### Your goal
Search the listing below for the string "Audio" and copy every line where it occurs.

### Material to process
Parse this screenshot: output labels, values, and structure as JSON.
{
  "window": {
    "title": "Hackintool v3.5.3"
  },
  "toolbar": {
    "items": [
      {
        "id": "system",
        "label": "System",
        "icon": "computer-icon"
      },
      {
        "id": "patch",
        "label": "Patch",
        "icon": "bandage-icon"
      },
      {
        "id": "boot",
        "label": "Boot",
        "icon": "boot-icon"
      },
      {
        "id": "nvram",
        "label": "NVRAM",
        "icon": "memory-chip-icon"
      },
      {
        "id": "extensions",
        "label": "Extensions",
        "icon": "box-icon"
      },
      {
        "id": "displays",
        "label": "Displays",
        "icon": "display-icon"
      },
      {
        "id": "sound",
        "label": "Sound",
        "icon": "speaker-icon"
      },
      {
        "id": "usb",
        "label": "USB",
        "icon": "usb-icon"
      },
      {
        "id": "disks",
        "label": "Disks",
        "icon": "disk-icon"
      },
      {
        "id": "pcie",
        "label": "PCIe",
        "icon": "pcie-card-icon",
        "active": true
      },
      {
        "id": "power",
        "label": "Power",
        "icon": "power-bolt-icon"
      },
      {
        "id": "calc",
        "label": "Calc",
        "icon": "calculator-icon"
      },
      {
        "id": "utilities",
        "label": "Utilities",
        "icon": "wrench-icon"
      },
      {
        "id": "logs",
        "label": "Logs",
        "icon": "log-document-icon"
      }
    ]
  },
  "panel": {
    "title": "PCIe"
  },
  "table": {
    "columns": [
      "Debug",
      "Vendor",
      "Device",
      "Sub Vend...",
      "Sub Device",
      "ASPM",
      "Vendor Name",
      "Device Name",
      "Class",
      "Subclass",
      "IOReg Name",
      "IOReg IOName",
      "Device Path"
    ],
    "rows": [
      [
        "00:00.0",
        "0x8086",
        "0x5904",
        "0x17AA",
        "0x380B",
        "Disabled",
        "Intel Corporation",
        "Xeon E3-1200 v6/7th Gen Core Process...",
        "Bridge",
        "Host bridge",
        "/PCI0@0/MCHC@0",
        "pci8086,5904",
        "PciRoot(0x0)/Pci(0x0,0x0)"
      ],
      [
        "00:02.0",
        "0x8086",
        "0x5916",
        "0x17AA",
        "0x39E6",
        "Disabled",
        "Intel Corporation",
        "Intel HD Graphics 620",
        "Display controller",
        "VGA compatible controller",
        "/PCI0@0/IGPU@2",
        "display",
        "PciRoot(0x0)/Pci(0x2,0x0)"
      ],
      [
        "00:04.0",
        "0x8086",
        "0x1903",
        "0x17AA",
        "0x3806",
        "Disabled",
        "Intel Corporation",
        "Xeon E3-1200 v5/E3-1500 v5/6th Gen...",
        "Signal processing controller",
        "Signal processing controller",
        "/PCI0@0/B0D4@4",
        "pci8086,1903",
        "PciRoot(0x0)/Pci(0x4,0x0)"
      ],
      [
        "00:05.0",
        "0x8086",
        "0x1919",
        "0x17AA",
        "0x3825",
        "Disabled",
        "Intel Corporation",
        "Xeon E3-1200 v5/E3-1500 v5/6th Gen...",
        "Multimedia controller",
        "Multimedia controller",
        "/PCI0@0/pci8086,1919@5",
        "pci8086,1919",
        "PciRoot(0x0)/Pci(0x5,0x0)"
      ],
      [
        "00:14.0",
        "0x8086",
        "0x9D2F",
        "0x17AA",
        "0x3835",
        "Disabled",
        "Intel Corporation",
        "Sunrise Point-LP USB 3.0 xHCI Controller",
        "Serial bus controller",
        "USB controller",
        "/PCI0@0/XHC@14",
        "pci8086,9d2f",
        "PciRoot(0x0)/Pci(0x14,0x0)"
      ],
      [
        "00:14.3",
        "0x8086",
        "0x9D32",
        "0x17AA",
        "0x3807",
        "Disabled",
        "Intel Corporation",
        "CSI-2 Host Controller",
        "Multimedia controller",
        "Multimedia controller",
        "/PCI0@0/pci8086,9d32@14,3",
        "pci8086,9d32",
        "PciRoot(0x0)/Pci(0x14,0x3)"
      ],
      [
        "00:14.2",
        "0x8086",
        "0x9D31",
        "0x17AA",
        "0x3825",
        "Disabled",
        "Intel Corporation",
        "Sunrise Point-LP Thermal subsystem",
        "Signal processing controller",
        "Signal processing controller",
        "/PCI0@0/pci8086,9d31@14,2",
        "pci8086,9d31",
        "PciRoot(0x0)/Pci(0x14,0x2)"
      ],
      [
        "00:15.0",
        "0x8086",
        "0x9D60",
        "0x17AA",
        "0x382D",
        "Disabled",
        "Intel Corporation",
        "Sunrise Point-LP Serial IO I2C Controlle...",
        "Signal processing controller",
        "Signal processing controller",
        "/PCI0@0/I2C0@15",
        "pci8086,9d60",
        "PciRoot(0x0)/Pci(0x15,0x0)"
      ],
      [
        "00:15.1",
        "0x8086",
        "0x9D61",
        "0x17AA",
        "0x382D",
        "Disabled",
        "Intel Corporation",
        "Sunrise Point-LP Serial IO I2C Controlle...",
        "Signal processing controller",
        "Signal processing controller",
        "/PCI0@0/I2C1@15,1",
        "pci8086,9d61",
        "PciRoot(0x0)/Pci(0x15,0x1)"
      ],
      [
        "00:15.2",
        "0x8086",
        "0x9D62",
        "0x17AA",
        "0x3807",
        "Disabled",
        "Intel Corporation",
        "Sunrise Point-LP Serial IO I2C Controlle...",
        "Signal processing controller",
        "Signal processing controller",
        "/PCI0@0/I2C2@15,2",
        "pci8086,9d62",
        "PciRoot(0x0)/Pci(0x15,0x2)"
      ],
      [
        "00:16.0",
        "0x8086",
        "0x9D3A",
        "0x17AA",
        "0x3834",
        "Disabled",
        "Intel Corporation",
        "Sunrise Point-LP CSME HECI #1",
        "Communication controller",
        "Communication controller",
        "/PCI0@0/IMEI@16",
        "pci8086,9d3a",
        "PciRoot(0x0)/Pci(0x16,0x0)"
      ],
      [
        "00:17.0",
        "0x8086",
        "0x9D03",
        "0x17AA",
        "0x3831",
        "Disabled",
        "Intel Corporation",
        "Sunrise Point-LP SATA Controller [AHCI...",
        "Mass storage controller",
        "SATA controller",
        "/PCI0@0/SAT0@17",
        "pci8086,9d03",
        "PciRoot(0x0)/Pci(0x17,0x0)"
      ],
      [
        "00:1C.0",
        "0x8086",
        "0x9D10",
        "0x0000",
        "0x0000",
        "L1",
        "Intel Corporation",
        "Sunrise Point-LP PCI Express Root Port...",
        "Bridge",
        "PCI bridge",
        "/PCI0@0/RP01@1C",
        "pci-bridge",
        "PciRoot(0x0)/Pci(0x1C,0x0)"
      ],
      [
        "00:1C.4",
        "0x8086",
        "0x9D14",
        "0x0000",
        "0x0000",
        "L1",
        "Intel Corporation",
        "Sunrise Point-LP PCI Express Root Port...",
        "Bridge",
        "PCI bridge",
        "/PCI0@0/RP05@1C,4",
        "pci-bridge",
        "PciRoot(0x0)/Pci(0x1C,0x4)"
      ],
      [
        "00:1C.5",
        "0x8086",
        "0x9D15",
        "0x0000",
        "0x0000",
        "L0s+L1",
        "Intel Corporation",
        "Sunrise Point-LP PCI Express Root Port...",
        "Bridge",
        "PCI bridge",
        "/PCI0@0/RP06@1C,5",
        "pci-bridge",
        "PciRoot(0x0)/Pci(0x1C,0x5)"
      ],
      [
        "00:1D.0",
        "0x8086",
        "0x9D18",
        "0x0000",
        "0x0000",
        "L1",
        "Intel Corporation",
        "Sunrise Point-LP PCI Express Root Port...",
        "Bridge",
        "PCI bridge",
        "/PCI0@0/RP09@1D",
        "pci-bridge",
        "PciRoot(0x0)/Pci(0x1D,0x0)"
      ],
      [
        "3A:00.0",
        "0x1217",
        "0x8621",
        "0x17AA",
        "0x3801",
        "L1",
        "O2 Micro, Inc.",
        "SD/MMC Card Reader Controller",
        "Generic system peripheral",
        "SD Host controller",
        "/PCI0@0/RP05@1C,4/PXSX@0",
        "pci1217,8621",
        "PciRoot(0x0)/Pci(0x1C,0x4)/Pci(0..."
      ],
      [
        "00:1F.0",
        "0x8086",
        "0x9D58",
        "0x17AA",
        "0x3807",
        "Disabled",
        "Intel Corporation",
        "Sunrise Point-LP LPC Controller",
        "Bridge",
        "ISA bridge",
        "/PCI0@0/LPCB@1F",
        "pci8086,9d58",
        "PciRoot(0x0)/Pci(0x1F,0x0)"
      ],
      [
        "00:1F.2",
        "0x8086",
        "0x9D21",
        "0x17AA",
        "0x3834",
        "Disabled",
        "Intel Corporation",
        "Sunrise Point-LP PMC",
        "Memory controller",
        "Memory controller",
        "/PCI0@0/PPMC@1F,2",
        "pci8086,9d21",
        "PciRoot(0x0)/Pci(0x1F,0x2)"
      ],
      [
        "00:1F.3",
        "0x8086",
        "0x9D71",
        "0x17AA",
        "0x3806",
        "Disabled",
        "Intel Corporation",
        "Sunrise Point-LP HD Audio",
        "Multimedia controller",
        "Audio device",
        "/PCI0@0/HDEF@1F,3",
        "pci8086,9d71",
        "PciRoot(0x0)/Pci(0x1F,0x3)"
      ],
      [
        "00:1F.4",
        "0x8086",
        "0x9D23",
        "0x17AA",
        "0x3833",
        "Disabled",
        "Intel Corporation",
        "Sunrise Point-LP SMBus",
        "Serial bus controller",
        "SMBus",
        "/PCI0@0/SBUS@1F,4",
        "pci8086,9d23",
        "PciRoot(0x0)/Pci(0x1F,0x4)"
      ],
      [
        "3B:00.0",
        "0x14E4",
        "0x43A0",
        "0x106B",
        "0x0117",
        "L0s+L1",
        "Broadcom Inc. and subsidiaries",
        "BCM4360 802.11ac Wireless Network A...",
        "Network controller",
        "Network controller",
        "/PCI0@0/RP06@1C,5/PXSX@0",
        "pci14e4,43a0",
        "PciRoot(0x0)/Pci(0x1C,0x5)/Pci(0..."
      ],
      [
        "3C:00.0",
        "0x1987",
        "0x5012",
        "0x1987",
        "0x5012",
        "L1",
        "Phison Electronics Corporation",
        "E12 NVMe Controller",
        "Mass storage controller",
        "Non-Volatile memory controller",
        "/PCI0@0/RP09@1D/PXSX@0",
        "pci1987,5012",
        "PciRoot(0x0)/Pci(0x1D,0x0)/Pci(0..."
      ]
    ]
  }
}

### Written response
        "Sunrise Point-LP HD Audio",
        "Audio device",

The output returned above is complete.